%%

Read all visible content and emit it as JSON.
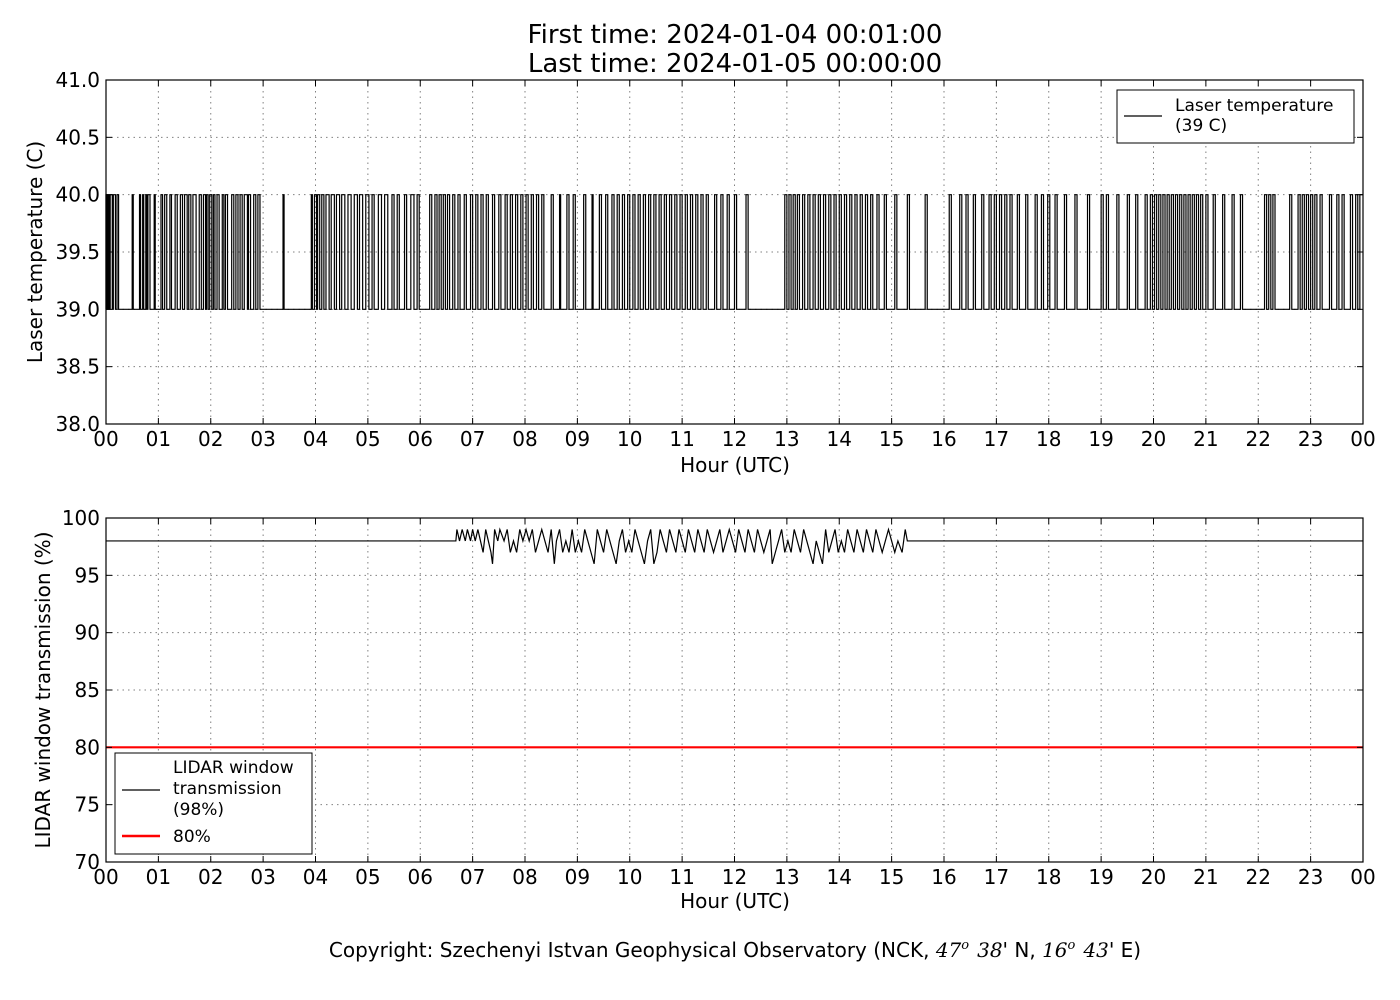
{
  "header": {
    "first_time": "First time: 2024-01-04 00:01:00",
    "last_time": "Last time: 2024-01-05 00:00:00"
  },
  "footer": {
    "copyright_prefix": "Copyright: Szechenyi Istvan Geophysical Observatory (NCK, ",
    "lat_deg": "47",
    "deg_mark": "o",
    "lat_min": "38",
    "lat_suffix": "' N, ",
    "lon_deg": "16",
    "lon_min": "43",
    "lon_suffix": "' E)"
  },
  "colors": {
    "series": "#000000",
    "threshold": "#ff0000",
    "grid": "#808080"
  },
  "chart_data": [
    {
      "type": "line",
      "ylabel": "Laser temperature (C)",
      "xlabel": "Hour (UTC)",
      "xlim": [
        0,
        24
      ],
      "ylim": [
        38.0,
        41.0
      ],
      "x_tick_labels": [
        "00",
        "01",
        "02",
        "03",
        "04",
        "05",
        "06",
        "07",
        "08",
        "09",
        "10",
        "11",
        "12",
        "13",
        "14",
        "15",
        "16",
        "17",
        "18",
        "19",
        "20",
        "21",
        "22",
        "23",
        "00"
      ],
      "y_ticks": [
        38.0,
        38.5,
        39.0,
        39.5,
        40.0,
        40.5,
        41.0
      ],
      "y_tick_labels": [
        "38.0",
        "38.5",
        "39.0",
        "39.5",
        "40.0",
        "40.5",
        "41.0"
      ],
      "grid": true,
      "legend_position": "top-right",
      "series": [
        {
          "name": "Laser temperature\n(39 C)",
          "legend_lines": [
            "Laser temperature",
            "(39 C)"
          ],
          "color": "#000000",
          "low_value": 39.0,
          "high_value": 40.0,
          "x_hours": [
            0.0,
            0.02,
            0.04,
            0.06,
            0.08,
            0.12,
            0.14,
            0.18,
            0.21,
            0.24,
            0.5,
            0.52,
            0.64,
            0.66,
            0.7,
            0.72,
            0.76,
            0.78,
            0.8,
            0.84,
            0.92,
            0.94,
            1.05,
            1.08,
            1.12,
            1.16,
            1.22,
            1.25,
            1.32,
            1.36,
            1.42,
            1.46,
            1.5,
            1.55,
            1.58,
            1.62,
            1.66,
            1.72,
            1.78,
            1.82,
            1.86,
            1.9,
            1.92,
            1.95,
            1.98,
            2.02,
            2.05,
            2.08,
            2.12,
            2.16,
            2.22,
            2.25,
            2.28,
            2.32,
            2.4,
            2.44,
            2.48,
            2.52,
            2.56,
            2.6,
            2.64,
            2.7,
            2.72,
            2.76,
            2.82,
            2.86,
            2.9,
            2.94,
            3.38,
            3.4,
            3.92,
            3.94,
            3.98,
            4.02,
            4.04,
            4.08,
            4.12,
            4.16,
            4.2,
            4.26,
            4.3,
            4.36,
            4.4,
            4.46,
            4.5,
            4.56,
            4.62,
            4.68,
            4.74,
            4.8,
            4.84,
            4.9,
            4.96,
            5.02,
            5.08,
            5.12,
            5.2,
            5.26,
            5.32,
            5.38,
            5.46,
            5.5,
            5.56,
            5.6,
            5.7,
            5.74,
            5.82,
            5.88,
            5.94,
            5.98,
            6.18,
            6.22,
            6.28,
            6.32,
            6.36,
            6.4,
            6.44,
            6.48,
            6.52,
            6.56,
            6.62,
            6.66,
            6.72,
            6.76,
            6.84,
            6.88,
            6.96,
            7.0,
            7.06,
            7.1,
            7.16,
            7.2,
            7.26,
            7.3,
            7.38,
            7.42,
            7.5,
            7.54,
            7.62,
            7.66,
            7.72,
            7.76,
            7.82,
            7.86,
            7.92,
            7.96,
            8.02,
            8.06,
            8.12,
            8.16,
            8.22,
            8.26,
            8.32,
            8.36,
            8.5,
            8.54,
            8.66,
            8.68,
            8.8,
            8.84,
            8.92,
            8.96,
            9.12,
            9.16,
            9.28,
            9.3,
            9.42,
            9.46,
            9.54,
            9.58,
            9.66,
            9.7,
            9.76,
            9.8,
            9.86,
            9.9,
            9.96,
            10.0,
            10.06,
            10.1,
            10.16,
            10.2,
            10.26,
            10.3,
            10.36,
            10.4,
            10.46,
            10.5,
            10.56,
            10.6,
            10.66,
            10.7,
            10.76,
            10.8,
            10.86,
            10.9,
            10.96,
            11.0,
            11.06,
            11.1,
            11.16,
            11.2,
            11.26,
            11.3,
            11.36,
            11.4,
            11.46,
            11.5,
            11.62,
            11.66,
            11.74,
            11.78,
            11.86,
            11.9,
            12.0,
            12.04,
            12.22,
            12.26,
            12.96,
            13.0,
            13.04,
            13.08,
            13.12,
            13.16,
            13.2,
            13.24,
            13.3,
            13.34,
            13.4,
            13.44,
            13.5,
            13.54,
            13.6,
            13.64,
            13.7,
            13.74,
            13.8,
            13.84,
            13.9,
            13.94,
            14.0,
            14.04,
            14.1,
            14.14,
            14.2,
            14.24,
            14.3,
            14.34,
            14.4,
            14.44,
            14.5,
            14.54,
            14.6,
            14.64,
            14.72,
            14.76,
            14.86,
            14.9,
            15.06,
            15.1,
            15.3,
            15.34,
            15.64,
            15.68,
            16.1,
            16.14,
            16.3,
            16.34,
            16.42,
            16.46,
            16.56,
            16.6,
            16.72,
            16.76,
            16.86,
            16.9,
            16.96,
            17.0,
            17.06,
            17.1,
            17.16,
            17.2,
            17.26,
            17.3,
            17.4,
            17.44,
            17.56,
            17.6,
            17.74,
            17.78,
            17.86,
            17.9,
            17.98,
            18.02,
            18.12,
            18.16,
            18.3,
            18.34,
            18.5,
            18.54,
            18.74,
            18.78,
            19.0,
            19.04,
            19.1,
            19.14,
            19.3,
            19.34,
            19.5,
            19.54,
            19.66,
            19.7,
            19.84,
            19.88,
            19.94,
            19.98,
            20.02,
            20.06,
            20.1,
            20.14,
            20.18,
            20.22,
            20.26,
            20.3,
            20.34,
            20.38,
            20.42,
            20.46,
            20.5,
            20.54,
            20.58,
            20.62,
            20.66,
            20.7,
            20.74,
            20.78,
            20.82,
            20.86,
            20.9,
            20.94,
            21.0,
            21.04,
            21.14,
            21.18,
            21.32,
            21.36,
            21.5,
            21.54,
            21.66,
            21.7,
            22.12,
            22.16,
            22.2,
            22.24,
            22.28,
            22.32,
            22.6,
            22.64,
            22.76,
            22.8,
            22.84,
            22.88,
            22.92,
            22.96,
            23.0,
            23.04,
            23.08,
            23.12,
            23.18,
            23.22,
            23.36,
            23.4,
            23.5,
            23.54,
            23.6,
            23.64,
            23.76,
            23.8,
            23.86,
            23.9,
            23.94,
            24.0
          ]
        }
      ]
    },
    {
      "type": "line",
      "ylabel": "LIDAR window transmission (%)",
      "xlabel": "Hour (UTC)",
      "xlim": [
        0,
        24
      ],
      "ylim": [
        70,
        100
      ],
      "x_tick_labels": [
        "00",
        "01",
        "02",
        "03",
        "04",
        "05",
        "06",
        "07",
        "08",
        "09",
        "10",
        "11",
        "12",
        "13",
        "14",
        "15",
        "16",
        "17",
        "18",
        "19",
        "20",
        "21",
        "22",
        "23",
        "00"
      ],
      "y_ticks": [
        70,
        75,
        80,
        85,
        90,
        95,
        100
      ],
      "y_tick_labels": [
        "70",
        "75",
        "80",
        "85",
        "90",
        "95",
        "100"
      ],
      "grid": true,
      "legend_position": "bottom-left",
      "series": [
        {
          "name": "LIDAR window\ntransmission\n(98%)",
          "legend_lines": [
            "LIDAR window",
            "transmission",
            "(98%)"
          ],
          "color": "#000000",
          "baseline": 98,
          "x": [
            0.0,
            6.68,
            6.7,
            6.75,
            6.8,
            6.86,
            6.9,
            6.96,
            7.0,
            7.05,
            7.1,
            7.15,
            7.2,
            7.25,
            7.3,
            7.35,
            7.38,
            7.42,
            7.48,
            7.52,
            7.6,
            7.66,
            7.72,
            7.78,
            7.84,
            7.9,
            7.96,
            8.02,
            8.08,
            8.14,
            8.2,
            8.26,
            8.32,
            8.38,
            8.44,
            8.5,
            8.56,
            8.6,
            8.66,
            8.72,
            8.78,
            8.84,
            8.9,
            8.96,
            9.02,
            9.08,
            9.14,
            9.2,
            9.26,
            9.32,
            9.38,
            9.44,
            9.5,
            9.56,
            9.62,
            9.68,
            9.74,
            9.8,
            9.86,
            9.92,
            9.98,
            10.04,
            10.1,
            10.16,
            10.22,
            10.28,
            10.34,
            10.4,
            10.46,
            10.52,
            10.58,
            10.64,
            10.7,
            10.76,
            10.82,
            10.88,
            10.94,
            11.0,
            11.06,
            11.12,
            11.18,
            11.24,
            11.3,
            11.36,
            11.42,
            11.48,
            11.54,
            11.6,
            11.66,
            11.72,
            11.78,
            11.84,
            11.9,
            11.96,
            12.02,
            12.08,
            12.14,
            12.2,
            12.26,
            12.32,
            12.38,
            12.44,
            12.5,
            12.56,
            12.62,
            12.68,
            12.72,
            12.78,
            12.84,
            12.9,
            12.96,
            13.02,
            13.08,
            13.14,
            13.2,
            13.26,
            13.32,
            13.38,
            13.44,
            13.5,
            13.56,
            13.62,
            13.68,
            13.74,
            13.8,
            13.86,
            13.92,
            13.98,
            14.04,
            14.1,
            14.16,
            14.22,
            14.28,
            14.34,
            14.4,
            14.46,
            14.52,
            14.58,
            14.64,
            14.7,
            14.76,
            14.82,
            14.88,
            14.94,
            15.0,
            15.06,
            15.12,
            15.2,
            15.26,
            15.3,
            24.0
          ],
          "y": [
            98,
            98,
            99,
            98,
            99,
            98,
            99,
            98,
            99,
            98,
            99,
            98,
            97,
            99,
            98,
            97,
            96,
            99,
            98,
            99,
            98,
            99,
            97,
            98,
            97,
            99,
            98,
            99,
            98,
            99,
            97,
            98,
            99,
            98,
            97,
            99,
            96,
            98,
            99,
            97,
            98,
            97,
            99,
            97,
            98,
            97,
            99,
            98,
            97,
            96,
            99,
            98,
            97,
            99,
            98,
            97,
            96,
            98,
            99,
            97,
            98,
            97,
            99,
            98,
            97,
            96,
            98,
            99,
            96,
            97,
            99,
            98,
            97,
            99,
            98,
            97,
            99,
            98,
            97,
            99,
            98,
            97,
            99,
            98,
            97,
            99,
            98,
            97,
            98,
            99,
            97,
            98,
            99,
            98,
            97,
            99,
            98,
            97,
            99,
            98,
            97,
            99,
            98,
            97,
            98,
            99,
            96,
            97,
            98,
            99,
            97,
            98,
            97,
            99,
            98,
            97,
            99,
            98,
            97,
            96,
            98,
            97,
            96,
            99,
            97,
            98,
            99,
            97,
            98,
            97,
            99,
            98,
            97,
            99,
            98,
            97,
            99,
            98,
            97,
            99,
            98,
            97,
            98,
            99,
            98,
            97,
            98,
            97,
            99,
            98,
            98
          ]
        },
        {
          "name": "80%",
          "legend_lines": [
            "80%"
          ],
          "color": "#ff0000",
          "constant": 80
        }
      ]
    }
  ]
}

%%

■ Stated goal: Gather from the entries above all lines that include the string "Laser".

■ Output for this task:
      "ylabel": "Laser temperature (C)",
          "name": "Laser temperature\n(39 C)",
            "Laser temperature",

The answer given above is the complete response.